PROBLEM DESCRIPTION
Write the records below out again exactly as given, with no images.

━━━━━ DATASET EXCERPTS ━━━━━

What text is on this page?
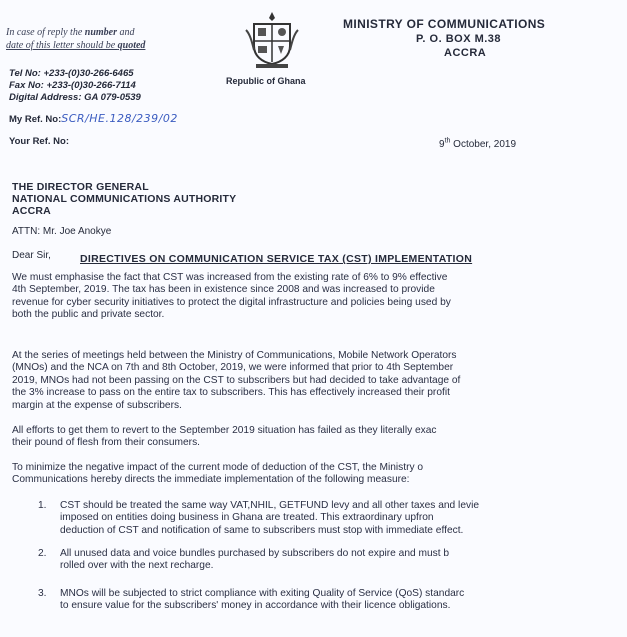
In case of reply the number and
date of this letter should be quoted
Tel No: +233-(0)30-266-6465
Fax No: +233-(0)30-266-7114
Digital Address: GA 079-0539
My Ref. No:SCR/HE.128/239/02
Your Ref. No:
Republic of Ghana
MINISTRY OF COMMUNICATIONS
P. O. BOX M.38
ACCRA
9th October, 2019
THE DIRECTOR GENERAL
NATIONAL COMMUNICATIONS AUTHORITY
ACCRA
ATTN: Mr. Joe Anokye
Dear Sir,	DIRECTIVES ON COMMUNICATION SERVICE TAX (CST) IMPLEMENTATION

We must emphasise the fact that CST was increased from the existing rate of 6% to 9% effective

4th September, 2019. The tax has been in existence since 2008 and was increased to provide

revenue for cyber security initiatives to protect the digital infrastructure and policies being used by

both the public and private sector.

At the series of meetings held between the Ministry of Communications, Mobile Network Operators

(MNOs) and the NCA on 7th and 8th October, 2019, we were informed that prior to 4th September

2019, MNOs had not been passing on the CST to subscribers but had decided to take advantage of

the 3% increase to pass on the entire tax to subscribers. This has effectively increased their profit

margin at the expense of subscribers.

All efforts to get them to revert to the September 2019 situation has failed as they literally exac

their pound of flesh from their consumers.

To minimize the negative impact of the current mode of deduction of the CST, the Ministry o

Communications hereby directs the immediate implementation of the following measure:

1. CST should be treated the same way VAT,NHIL, GETFUND levy and all other taxes and levie

imposed on entities doing business in Ghana are treated. This extraordinary upfron

deduction of CST and notification of same to subscribers must stop with immediate effect.

2. All unused data and voice bundles purchased by subscribers do not expire and must b

rolled over with the next recharge.

3. MNOs will be subjected to strict compliance with exiting Quality of Service (QoS) standarc

to ensure value for the subscribers' money in accordance with their licence obligations.
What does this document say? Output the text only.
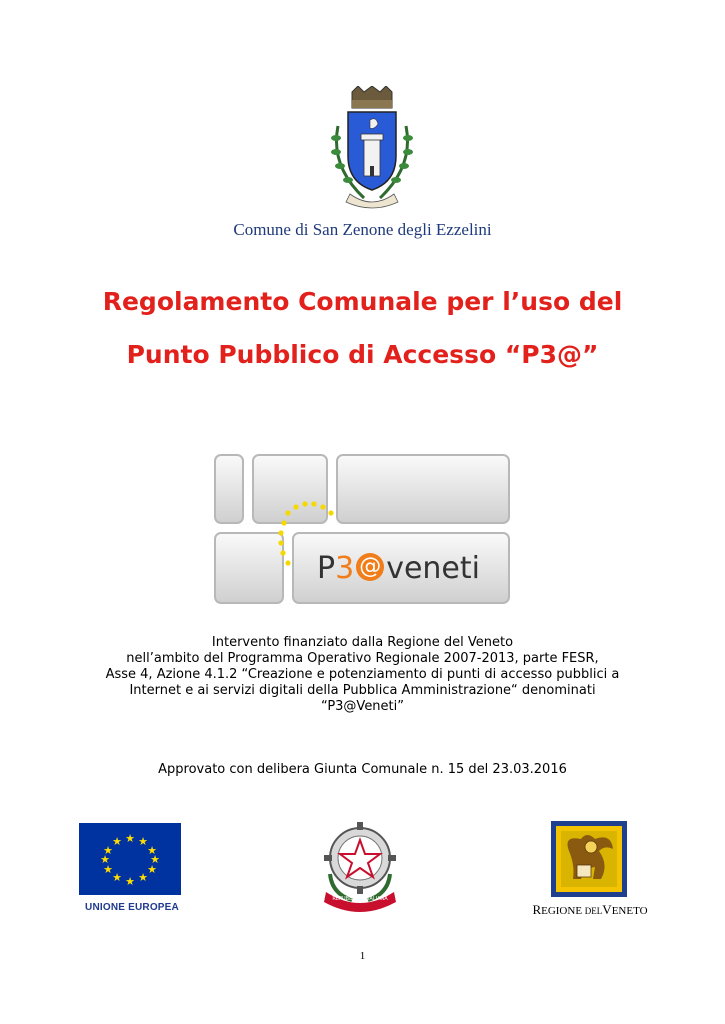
Comune di San Zenone degli Ezzelini
Regolamento Comunale per l’uso del
Punto Pubblico di Accesso “P3@”
P3 @ veneti
Intervento finanziato dalla Regione del Veneto
nell’ambito del Programma Operativo Regionale 2007-2013, parte FESR,
Asse 4, Azione 4.1.2 “Creazione e potenziamento di punti di accesso pubblici a
Internet e ai servizi digitali della Pubblica Amministrazione“ denominati
“P3@Veneti”
Approvato con delibera Giunta Comunale n. 15 del 23.03.2016
★ ★
★
★
★
★
★
★
★
★
★
★
UNIONE EUROPEA
REPUBBLICA ITALIANA
REGIONE DELVENETO
1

━━━━━

EXPECTED ANSWER
What text is on this page?
In case of reply the number and
date of this letter should be quoted
Tel No: +233-(0)30-266-6465
Fax No: +233-(0)30-266-7114
Digital Address: GA 079-0539
My Ref. No:SCR/HE.128/239/02
Your Ref. No:
Republic of Ghana
MINISTRY OF COMMUNICATIONS
P. O. BOX M.38
ACCRA
9th October, 2019
THE DIRECTOR GENERAL
NATIONAL COMMUNICATIONS AUTHORITY
ACCRA
ATTN: Mr. Joe Anokye
Dear Sir,	DIRECTIVES ON COMMUNICATION SERVICE TAX (CST) IMPLEMENTATION

We must emphasise the fact that CST was increased from the existing rate of 6% to 9% effective

4th September, 2019. The tax has been in existence since 2008 and was increased to provide

revenue for cyber security initiatives to protect the digital infrastructure and policies being used by

both the public and private sector.

At the series of meetings held between the Ministry of Communications, Mobile Network Operators

(MNOs) and the NCA on 7th and 8th October, 2019, we were informed that prior to 4th September

2019, MNOs had not been passing on the CST to subscribers but had decided to take advantage of

the 3% increase to pass on the entire tax to subscribers. This has effectively increased their profit

margin at the expense of subscribers.

All efforts to get them to revert to the September 2019 situation has failed as they literally exac

their pound of flesh from their consumers.

To minimize the negative impact of the current mode of deduction of the CST, the Ministry o

Communications hereby directs the immediate implementation of the following measure:

1. CST should be treated the same way VAT,NHIL, GETFUND levy and all other taxes and levie

imposed on entities doing business in Ghana are treated. This extraordinary upfron

deduction of CST and notification of same to subscribers must stop with immediate effect.

2. All unused data and voice bundles purchased by subscribers do not expire and must b

rolled over with the next recharge.

3. MNOs will be subjected to strict compliance with exiting Quality of Service (QoS) standarc

to ensure value for the subscribers' money in accordance with their licence obligations.
What does this document say? Output the text only.
Comune di San Zenone degli Ezzelini
Regolamento Comunale per l’uso del
Punto Pubblico di Accesso “P3@”
P3 @ veneti
Intervento finanziato dalla Regione del Veneto
nell’ambito del Programma Operativo Regionale 2007-2013, parte FESR,
Asse 4, Azione 4.1.2 “Creazione e potenziamento di punti di accesso pubblici a
Internet e ai servizi digitali della Pubblica Amministrazione“ denominati
“P3@Veneti”
Approvato con delibera Giunta Comunale n. 15 del 23.03.2016
★ ★
★
★
★
★
★
★
★
★
★
★
UNIONE EUROPEA
REPUBBLICA ITALIANA
REGIONE DELVENETO
1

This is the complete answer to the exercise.